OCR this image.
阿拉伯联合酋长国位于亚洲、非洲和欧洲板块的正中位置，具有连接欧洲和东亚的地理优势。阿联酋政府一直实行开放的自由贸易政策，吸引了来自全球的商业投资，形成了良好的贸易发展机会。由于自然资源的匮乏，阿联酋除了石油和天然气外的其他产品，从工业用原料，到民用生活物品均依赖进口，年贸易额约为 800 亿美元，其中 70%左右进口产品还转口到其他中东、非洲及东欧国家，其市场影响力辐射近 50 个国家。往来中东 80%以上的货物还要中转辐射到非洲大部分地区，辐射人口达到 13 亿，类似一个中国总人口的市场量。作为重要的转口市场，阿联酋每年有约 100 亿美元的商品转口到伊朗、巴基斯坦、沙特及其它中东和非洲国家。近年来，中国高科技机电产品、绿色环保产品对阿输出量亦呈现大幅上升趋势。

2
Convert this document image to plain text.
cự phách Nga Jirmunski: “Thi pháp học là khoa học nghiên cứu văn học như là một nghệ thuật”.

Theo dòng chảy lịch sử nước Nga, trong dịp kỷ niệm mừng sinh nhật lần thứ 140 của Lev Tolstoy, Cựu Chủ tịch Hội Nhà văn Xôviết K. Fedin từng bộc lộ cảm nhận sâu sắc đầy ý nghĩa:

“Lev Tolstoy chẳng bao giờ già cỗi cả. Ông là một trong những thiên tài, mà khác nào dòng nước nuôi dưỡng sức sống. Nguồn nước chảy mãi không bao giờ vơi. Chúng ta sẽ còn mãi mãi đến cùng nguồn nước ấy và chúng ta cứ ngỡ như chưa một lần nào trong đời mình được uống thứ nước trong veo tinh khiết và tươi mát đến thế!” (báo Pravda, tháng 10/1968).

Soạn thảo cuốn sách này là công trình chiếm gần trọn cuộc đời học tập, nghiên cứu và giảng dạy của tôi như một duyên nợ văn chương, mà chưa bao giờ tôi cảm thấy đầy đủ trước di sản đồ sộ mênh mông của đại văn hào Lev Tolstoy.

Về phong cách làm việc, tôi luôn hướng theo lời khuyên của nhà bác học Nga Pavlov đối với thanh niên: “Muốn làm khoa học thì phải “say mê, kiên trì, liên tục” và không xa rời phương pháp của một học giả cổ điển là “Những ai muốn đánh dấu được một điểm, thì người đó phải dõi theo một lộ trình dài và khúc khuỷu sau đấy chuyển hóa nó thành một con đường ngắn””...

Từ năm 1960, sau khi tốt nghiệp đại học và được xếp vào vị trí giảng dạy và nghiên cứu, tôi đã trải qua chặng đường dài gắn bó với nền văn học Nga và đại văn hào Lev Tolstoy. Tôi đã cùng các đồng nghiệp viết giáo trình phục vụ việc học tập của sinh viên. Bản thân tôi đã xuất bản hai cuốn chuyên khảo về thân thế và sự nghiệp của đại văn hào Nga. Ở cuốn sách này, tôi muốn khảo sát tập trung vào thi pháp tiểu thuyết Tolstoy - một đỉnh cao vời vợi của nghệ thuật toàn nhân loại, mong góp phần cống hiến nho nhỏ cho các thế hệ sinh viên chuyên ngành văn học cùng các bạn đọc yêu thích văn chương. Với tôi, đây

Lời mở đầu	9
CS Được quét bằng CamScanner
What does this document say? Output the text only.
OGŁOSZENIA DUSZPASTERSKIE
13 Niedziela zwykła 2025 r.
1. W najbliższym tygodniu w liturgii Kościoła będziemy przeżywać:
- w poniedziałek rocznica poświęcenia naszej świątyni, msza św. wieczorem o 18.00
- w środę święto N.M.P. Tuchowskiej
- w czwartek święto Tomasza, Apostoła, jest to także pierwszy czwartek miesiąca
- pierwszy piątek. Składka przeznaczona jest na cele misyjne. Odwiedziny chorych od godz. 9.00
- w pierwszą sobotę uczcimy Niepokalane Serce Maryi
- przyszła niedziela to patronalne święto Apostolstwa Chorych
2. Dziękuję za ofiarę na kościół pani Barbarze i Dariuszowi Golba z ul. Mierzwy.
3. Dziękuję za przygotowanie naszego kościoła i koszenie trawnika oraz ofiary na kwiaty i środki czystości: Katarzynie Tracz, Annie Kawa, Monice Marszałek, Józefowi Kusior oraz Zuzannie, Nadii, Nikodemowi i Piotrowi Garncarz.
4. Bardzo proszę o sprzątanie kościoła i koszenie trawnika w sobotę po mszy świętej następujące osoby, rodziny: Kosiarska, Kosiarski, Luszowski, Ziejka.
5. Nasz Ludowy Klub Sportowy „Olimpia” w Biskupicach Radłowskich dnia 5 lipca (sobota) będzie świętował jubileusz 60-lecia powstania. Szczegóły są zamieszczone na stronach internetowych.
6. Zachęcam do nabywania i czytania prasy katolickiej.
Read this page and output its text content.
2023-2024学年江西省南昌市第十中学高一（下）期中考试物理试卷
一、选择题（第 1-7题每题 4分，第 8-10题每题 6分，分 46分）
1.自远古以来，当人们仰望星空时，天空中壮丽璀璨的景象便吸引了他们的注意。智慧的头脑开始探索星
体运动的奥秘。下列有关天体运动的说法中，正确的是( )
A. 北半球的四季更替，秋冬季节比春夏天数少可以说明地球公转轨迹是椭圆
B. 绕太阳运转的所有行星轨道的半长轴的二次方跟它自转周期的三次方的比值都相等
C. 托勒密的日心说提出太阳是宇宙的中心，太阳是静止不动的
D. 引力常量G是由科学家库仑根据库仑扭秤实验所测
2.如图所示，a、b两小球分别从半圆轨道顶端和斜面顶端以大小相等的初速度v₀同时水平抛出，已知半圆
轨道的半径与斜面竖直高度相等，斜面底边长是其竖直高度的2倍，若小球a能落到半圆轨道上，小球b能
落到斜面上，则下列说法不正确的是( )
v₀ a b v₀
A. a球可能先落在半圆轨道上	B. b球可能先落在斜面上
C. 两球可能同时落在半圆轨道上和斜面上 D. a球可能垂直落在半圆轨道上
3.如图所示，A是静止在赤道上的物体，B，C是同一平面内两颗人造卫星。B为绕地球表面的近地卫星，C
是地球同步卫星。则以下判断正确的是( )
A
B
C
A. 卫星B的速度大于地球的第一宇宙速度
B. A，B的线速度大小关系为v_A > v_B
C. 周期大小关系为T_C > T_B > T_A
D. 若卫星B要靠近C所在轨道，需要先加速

> Task directions: Read through the entries and copy every line that includes "việc".

> Reply to the exercise:
Về phong cách làm việc, tôi luôn hướng theo lời khuyên của nhà bác học Nga Pavlov đối với thanh niên: “Muốn làm khoa học thì phải “say mê, kiên trì, liên tục” và không xa rời phương pháp của một học giả cổ điển là “Những ai muốn đánh dấu được một điểm, thì người đó phải dõi theo một lộ trình dài và khúc khuỷu sau đấy chuyển hóa nó thành một con đường ngắn””...
Từ năm 1960, sau khi tốt nghiệp đại học và được xếp vào vị trí giảng dạy và nghiên cứu, tôi đã trải qua chặng đường dài gắn bó với nền văn học Nga và đại văn hào Lev Tolstoy. Tôi đã cùng các đồng nghiệp viết giáo trình phục vụ việc học tập của sinh viên. Bản thân tôi đã xuất bản hai cuốn chuyên khảo về thân thế và sự nghiệp của đại văn hào Nga. Ở cuốn sách này, tôi muốn khảo sát tập trung vào thi pháp tiểu thuyết Tolstoy - một đỉnh cao vời vợi của nghệ thuật toàn nhân loại, mong góp phần cống hiến nho nhỏ cho các thế hệ sinh viên chuyên ngành văn học cùng các bạn đọc yêu thích văn chương. Với tôi, đây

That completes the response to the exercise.